▶ TASK BRIEF
Below are some records; reproduce every one of them exactly.

Begin DATA ENTRIES

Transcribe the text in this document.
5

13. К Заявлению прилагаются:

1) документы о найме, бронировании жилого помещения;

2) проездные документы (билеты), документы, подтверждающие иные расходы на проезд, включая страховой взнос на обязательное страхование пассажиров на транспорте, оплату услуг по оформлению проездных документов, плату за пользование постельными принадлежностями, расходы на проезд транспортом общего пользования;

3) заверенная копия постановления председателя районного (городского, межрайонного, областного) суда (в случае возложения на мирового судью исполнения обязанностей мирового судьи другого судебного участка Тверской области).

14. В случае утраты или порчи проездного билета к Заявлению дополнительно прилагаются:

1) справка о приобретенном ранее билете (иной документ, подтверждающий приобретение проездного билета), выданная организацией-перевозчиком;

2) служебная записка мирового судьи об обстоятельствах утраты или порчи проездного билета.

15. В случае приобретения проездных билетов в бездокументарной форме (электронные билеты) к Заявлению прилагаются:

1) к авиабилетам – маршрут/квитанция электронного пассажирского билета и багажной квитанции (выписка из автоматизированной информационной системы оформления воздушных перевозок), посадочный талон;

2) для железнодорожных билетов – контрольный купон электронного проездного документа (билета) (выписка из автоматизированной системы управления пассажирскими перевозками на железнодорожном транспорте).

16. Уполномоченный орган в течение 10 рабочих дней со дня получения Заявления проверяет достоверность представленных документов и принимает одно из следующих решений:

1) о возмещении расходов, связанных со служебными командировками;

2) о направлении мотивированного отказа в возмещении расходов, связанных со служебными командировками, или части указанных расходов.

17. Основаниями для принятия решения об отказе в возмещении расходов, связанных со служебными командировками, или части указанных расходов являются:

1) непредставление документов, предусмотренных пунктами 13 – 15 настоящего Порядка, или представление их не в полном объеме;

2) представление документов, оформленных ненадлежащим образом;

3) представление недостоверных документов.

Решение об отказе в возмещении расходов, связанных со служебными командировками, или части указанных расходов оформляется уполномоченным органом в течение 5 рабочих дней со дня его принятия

End DATA ENTRIES

▶ SOLUTION FOR THIS PROBLEM
Transcribe the text in this document.
5

13. К Заявлению прилагаются:

1) документы о найме, бронировании жилого помещения;

2) проездные документы (билеты), документы, подтверждающие иные расходы на проезд, включая страховой взнос на обязательное страхование пассажиров на транспорте, оплату услуг по оформлению проездных документов, плату за пользование постельными принадлежностями, расходы на проезд транспортом общего пользования;

3) заверенная копия постановления председателя районного (городского, межрайонного, областного) суда (в случае возложения на мирового судью исполнения обязанностей мирового судьи другого судебного участка Тверской области).

14. В случае утраты или порчи проездного билета к Заявлению дополнительно прилагаются:

1) справка о приобретенном ранее билете (иной документ, подтверждающий приобретение проездного билета), выданная организацией-перевозчиком;

2) служебная записка мирового судьи об обстоятельствах утраты или порчи проездного билета.

15. В случае приобретения проездных билетов в бездокументарной форме (электронные билеты) к Заявлению прилагаются:

1) к авиабилетам – маршрут/квитанция электронного пассажирского билета и багажной квитанции (выписка из автоматизированной информационной системы оформления воздушных перевозок), посадочный талон;

2) для железнодорожных билетов – контрольный купон электронного проездного документа (билета) (выписка из автоматизированной системы управления пассажирскими перевозками на железнодорожном транспорте).

16. Уполномоченный орган в течение 10 рабочих дней со дня получения Заявления проверяет достоверность представленных документов и принимает одно из следующих решений:

1) о возмещении расходов, связанных со служебными командировками;

2) о направлении мотивированного отказа в возмещении расходов, связанных со служебными командировками, или части указанных расходов.

17. Основаниями для принятия решения об отказе в возмещении расходов, связанных со служебными командировками, или части указанных расходов являются:

1) непредставление документов, предусмотренных пунктами 13 – 15 настоящего Порядка, или представление их не в полном объеме;

2) представление документов, оформленных ненадлежащим образом;

3) представление недостоверных документов.

Решение об отказе в возмещении расходов, связанных со служебными командировками, или части указанных расходов оформляется уполномоченным органом в течение 5 рабочих дней со дня его принятия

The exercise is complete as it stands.